» Given data:
▼
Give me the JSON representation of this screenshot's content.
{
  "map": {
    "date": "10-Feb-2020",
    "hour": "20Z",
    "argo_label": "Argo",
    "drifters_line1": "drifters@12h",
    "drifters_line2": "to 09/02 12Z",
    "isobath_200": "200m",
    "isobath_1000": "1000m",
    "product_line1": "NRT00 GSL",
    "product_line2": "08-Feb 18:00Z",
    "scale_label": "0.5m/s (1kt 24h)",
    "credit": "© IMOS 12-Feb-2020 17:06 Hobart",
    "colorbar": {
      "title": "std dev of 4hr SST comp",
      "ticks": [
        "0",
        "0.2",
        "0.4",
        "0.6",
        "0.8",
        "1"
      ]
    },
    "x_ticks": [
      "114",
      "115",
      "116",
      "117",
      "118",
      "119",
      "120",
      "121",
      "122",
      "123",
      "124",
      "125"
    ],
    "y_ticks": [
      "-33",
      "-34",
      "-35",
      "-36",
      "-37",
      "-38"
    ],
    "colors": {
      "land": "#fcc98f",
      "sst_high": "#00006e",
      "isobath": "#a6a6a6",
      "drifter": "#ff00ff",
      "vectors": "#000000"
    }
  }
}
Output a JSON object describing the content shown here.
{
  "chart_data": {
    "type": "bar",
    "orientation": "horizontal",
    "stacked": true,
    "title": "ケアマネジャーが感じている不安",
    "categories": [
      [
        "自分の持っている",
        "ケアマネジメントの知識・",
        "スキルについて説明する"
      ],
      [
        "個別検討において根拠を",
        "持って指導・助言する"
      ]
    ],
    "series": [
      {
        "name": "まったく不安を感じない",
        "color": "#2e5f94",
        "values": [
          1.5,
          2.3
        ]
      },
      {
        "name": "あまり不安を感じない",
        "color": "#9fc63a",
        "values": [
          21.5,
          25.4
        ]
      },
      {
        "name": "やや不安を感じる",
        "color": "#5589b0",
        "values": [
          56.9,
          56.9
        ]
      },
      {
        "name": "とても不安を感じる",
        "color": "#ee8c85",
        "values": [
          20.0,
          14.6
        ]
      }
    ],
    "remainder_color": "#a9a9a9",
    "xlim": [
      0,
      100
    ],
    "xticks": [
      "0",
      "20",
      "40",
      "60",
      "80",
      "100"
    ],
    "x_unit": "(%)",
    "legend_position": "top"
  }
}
▲
▼
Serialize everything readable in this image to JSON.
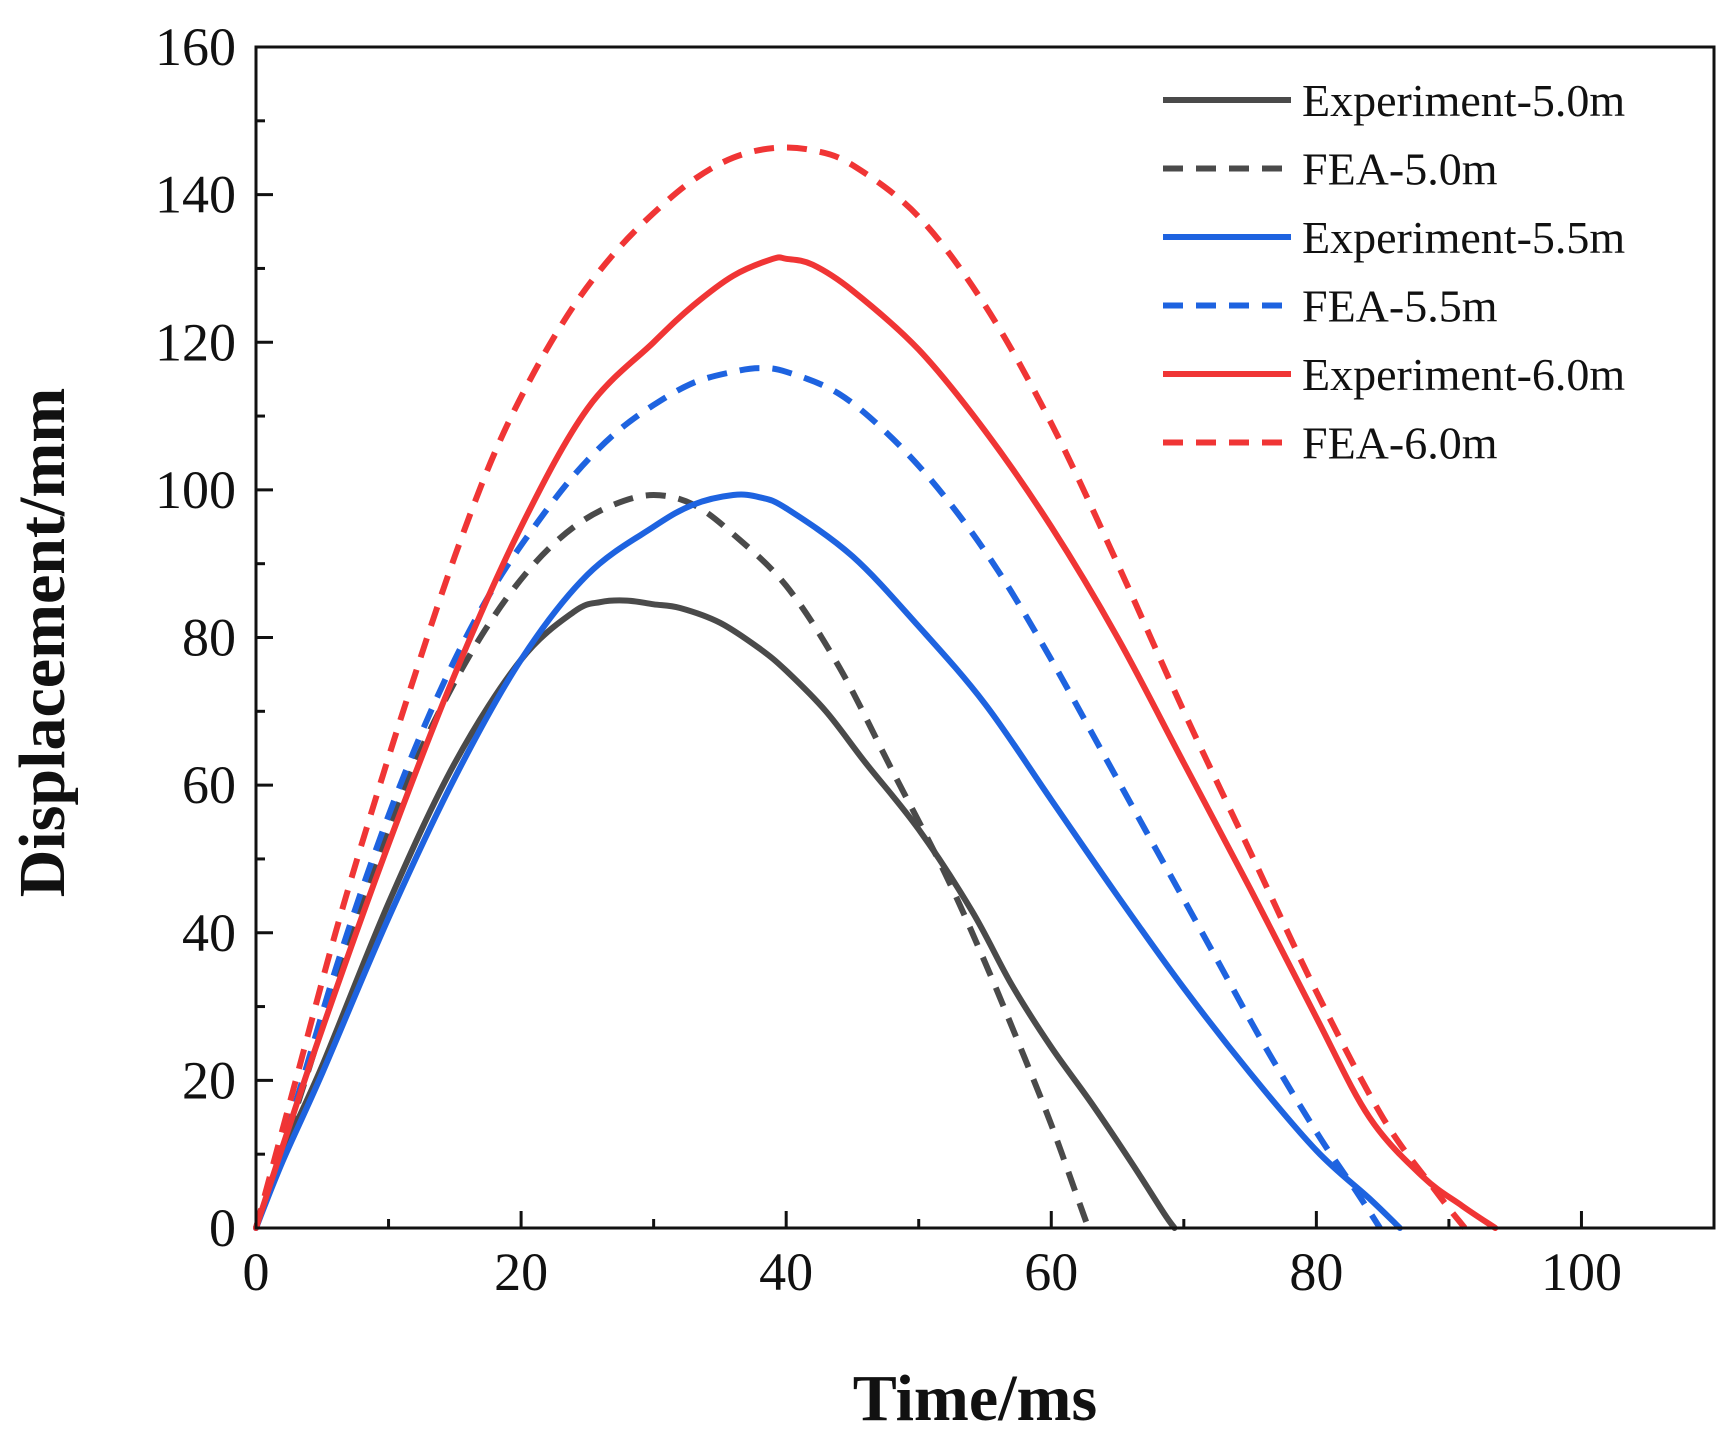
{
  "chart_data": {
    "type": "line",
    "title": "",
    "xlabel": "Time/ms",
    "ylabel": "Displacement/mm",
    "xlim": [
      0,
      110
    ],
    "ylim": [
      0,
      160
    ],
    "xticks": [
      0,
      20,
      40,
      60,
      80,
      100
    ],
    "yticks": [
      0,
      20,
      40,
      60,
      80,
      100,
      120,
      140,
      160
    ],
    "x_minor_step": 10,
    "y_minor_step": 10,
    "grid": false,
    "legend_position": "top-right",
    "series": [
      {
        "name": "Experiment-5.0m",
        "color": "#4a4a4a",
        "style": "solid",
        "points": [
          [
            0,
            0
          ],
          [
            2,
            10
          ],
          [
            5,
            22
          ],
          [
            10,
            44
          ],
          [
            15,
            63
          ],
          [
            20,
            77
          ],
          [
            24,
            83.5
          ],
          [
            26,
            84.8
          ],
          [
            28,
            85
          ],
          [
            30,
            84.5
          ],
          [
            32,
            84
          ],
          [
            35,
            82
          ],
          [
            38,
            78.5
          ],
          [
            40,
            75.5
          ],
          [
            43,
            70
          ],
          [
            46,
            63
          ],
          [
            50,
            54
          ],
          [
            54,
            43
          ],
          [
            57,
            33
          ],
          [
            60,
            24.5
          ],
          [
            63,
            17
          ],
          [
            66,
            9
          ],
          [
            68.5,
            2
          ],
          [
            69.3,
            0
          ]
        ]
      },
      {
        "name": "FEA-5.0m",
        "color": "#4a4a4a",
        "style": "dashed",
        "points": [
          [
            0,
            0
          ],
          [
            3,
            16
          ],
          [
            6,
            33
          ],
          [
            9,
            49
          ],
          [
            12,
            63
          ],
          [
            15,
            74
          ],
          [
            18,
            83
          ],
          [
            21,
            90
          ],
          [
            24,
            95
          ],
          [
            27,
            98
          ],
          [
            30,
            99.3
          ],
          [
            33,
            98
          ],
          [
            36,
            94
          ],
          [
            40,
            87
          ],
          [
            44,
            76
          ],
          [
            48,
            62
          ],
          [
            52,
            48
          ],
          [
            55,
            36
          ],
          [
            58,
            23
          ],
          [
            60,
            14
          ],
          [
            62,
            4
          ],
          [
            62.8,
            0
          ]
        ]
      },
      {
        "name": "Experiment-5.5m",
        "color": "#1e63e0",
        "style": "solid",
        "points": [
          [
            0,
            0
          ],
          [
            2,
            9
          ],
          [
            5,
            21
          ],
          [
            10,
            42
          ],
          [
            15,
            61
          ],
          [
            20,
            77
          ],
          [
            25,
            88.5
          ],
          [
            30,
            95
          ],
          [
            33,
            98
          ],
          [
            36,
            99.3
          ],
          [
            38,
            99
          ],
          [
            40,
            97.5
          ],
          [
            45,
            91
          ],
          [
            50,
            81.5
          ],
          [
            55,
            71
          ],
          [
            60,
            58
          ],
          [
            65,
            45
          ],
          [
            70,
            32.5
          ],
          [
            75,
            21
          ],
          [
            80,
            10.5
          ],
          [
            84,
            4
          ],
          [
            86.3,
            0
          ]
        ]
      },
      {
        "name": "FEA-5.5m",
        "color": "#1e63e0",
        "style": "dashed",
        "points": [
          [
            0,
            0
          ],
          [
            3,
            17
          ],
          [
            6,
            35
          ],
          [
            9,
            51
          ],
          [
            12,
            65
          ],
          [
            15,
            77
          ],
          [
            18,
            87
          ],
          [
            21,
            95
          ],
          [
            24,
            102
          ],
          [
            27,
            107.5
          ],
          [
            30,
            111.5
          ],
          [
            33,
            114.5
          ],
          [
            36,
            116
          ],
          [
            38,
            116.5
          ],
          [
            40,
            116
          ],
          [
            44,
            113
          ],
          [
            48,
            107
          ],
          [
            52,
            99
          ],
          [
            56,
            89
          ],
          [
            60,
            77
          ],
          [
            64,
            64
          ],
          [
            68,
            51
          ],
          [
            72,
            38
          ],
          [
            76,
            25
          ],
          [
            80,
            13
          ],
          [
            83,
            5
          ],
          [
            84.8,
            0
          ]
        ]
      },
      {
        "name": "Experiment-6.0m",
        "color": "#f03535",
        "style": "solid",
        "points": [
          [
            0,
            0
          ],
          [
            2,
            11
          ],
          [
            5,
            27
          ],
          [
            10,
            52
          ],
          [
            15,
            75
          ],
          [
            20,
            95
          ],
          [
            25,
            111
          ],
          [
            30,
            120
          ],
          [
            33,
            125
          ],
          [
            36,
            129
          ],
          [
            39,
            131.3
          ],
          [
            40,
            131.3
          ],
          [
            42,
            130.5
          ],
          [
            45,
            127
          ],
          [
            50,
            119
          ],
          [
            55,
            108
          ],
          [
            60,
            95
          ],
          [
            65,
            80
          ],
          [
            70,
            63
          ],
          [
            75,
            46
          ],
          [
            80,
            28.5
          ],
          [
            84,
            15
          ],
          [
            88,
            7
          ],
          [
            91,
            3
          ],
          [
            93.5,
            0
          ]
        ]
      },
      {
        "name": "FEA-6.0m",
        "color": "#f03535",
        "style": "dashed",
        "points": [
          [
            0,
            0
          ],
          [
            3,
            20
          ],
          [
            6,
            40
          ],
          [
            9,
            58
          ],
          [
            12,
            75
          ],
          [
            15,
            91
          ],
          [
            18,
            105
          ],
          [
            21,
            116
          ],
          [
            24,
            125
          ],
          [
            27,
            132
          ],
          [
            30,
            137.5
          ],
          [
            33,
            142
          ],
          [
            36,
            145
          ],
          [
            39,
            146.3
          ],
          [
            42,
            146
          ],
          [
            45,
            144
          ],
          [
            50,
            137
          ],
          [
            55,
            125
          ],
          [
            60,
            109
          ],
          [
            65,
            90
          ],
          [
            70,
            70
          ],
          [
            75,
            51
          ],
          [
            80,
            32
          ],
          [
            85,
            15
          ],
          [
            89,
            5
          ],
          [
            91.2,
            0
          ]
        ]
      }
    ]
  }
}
▲
» Written instruction: Each line that contains the string "this" counts once; say how many there are and nothing else.

» Worked answer: 2